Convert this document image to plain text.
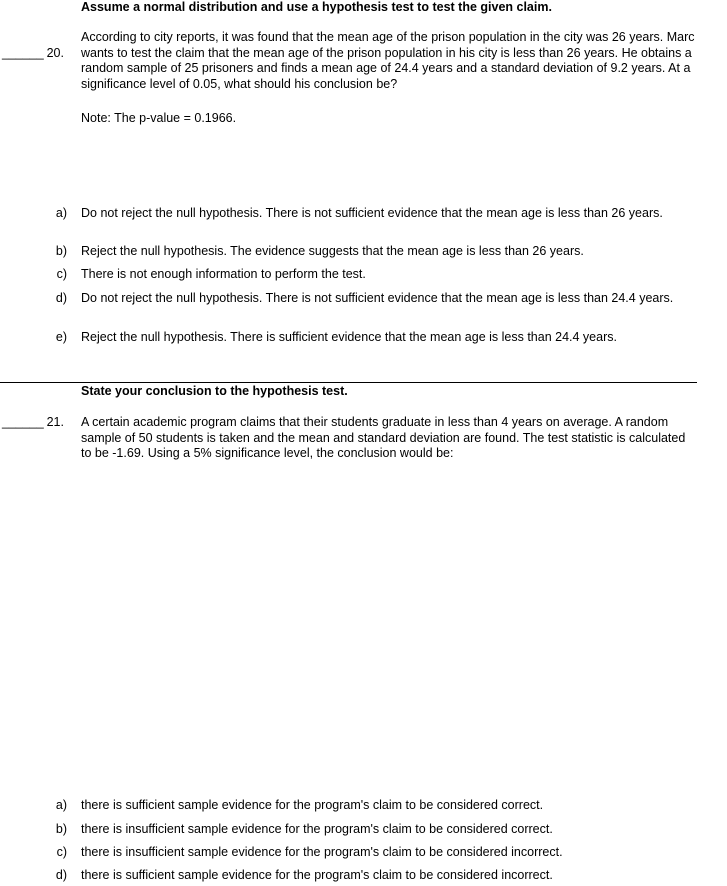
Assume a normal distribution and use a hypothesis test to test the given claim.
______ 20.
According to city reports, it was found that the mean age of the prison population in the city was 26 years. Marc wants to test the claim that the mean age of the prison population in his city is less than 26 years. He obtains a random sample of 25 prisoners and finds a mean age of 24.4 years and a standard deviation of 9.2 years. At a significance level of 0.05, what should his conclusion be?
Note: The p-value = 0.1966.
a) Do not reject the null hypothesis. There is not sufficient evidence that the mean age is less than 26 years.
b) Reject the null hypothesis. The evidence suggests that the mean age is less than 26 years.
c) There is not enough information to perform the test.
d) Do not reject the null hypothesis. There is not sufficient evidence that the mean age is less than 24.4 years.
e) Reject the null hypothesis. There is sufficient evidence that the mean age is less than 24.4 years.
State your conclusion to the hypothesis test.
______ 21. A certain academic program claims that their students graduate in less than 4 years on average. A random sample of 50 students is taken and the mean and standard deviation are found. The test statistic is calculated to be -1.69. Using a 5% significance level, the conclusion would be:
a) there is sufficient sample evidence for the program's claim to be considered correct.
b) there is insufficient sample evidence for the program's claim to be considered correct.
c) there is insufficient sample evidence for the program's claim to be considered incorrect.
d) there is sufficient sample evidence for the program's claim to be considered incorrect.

--

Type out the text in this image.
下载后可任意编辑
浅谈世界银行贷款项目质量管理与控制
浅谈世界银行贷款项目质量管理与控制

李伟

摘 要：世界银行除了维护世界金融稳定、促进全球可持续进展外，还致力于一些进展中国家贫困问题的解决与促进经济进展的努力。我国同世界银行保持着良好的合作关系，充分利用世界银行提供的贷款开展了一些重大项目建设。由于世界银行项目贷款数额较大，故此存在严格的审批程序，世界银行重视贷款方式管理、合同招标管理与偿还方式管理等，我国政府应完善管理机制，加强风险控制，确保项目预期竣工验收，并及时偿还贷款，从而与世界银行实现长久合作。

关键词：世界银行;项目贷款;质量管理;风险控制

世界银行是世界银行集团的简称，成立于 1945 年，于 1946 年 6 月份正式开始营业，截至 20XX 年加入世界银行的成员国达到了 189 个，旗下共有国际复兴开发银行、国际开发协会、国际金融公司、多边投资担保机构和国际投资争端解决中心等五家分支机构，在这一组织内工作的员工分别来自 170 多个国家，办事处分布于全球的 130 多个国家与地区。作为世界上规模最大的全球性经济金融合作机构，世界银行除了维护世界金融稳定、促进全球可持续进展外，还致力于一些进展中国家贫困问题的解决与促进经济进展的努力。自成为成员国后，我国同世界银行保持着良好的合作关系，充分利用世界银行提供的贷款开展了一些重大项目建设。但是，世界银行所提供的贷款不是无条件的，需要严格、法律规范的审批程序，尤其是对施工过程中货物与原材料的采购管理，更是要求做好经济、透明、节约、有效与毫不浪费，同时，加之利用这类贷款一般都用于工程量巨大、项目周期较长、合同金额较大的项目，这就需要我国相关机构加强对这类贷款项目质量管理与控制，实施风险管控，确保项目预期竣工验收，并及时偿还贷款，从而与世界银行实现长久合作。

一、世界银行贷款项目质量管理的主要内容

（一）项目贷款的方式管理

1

---

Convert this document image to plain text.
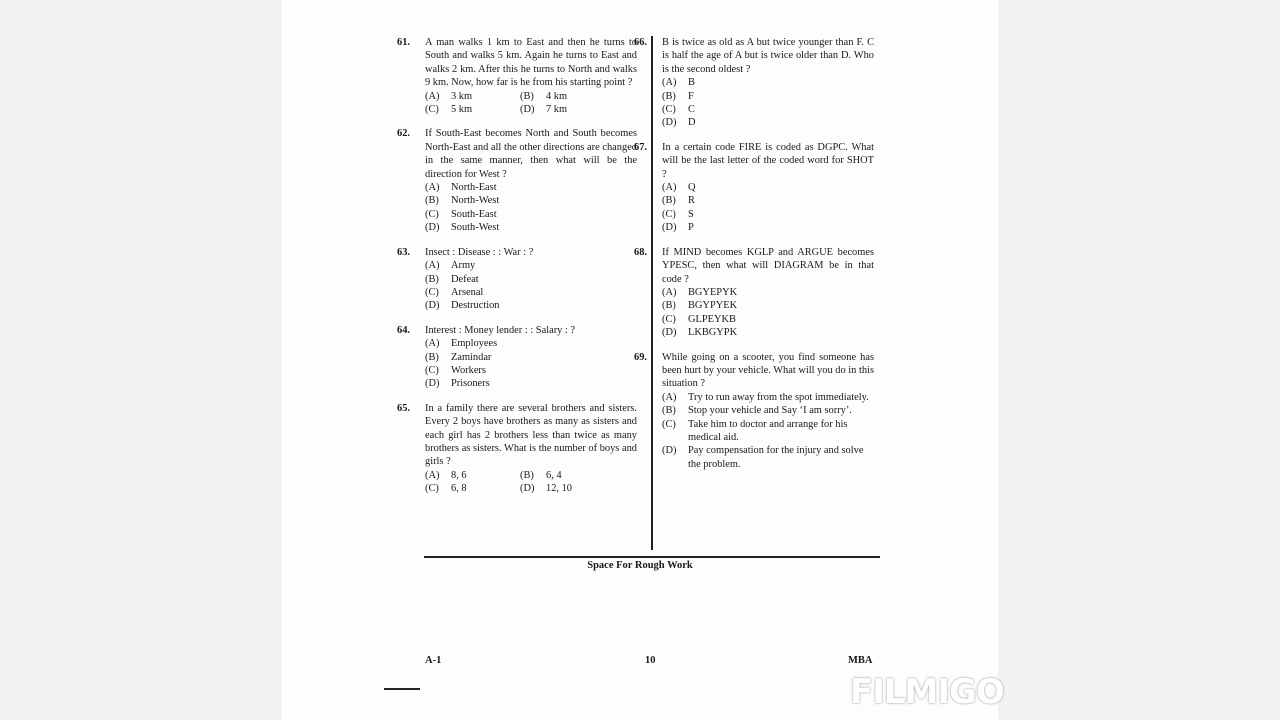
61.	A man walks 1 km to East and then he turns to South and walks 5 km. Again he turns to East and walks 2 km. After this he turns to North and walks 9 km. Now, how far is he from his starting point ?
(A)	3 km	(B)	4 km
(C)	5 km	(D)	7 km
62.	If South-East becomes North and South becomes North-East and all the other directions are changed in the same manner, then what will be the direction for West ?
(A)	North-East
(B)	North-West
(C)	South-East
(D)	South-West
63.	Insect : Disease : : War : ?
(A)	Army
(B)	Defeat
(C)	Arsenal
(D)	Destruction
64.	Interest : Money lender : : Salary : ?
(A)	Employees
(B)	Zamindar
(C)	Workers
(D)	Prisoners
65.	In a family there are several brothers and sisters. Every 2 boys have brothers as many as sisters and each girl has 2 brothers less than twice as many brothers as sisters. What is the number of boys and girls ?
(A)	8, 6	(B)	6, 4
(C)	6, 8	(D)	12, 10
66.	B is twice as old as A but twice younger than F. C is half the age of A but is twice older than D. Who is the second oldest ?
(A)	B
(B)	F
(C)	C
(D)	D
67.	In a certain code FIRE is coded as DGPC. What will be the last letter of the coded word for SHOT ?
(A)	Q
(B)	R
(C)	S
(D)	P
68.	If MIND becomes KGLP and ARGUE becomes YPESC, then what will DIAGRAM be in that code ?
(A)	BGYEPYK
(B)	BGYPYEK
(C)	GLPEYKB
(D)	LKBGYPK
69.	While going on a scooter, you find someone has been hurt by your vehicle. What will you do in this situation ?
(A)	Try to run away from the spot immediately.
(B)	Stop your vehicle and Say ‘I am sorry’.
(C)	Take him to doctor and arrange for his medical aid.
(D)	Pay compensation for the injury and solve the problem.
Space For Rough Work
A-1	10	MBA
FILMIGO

**BRIEF**:
Give only the number of lines in the records that include the word "South".

**THE REPLY**:
4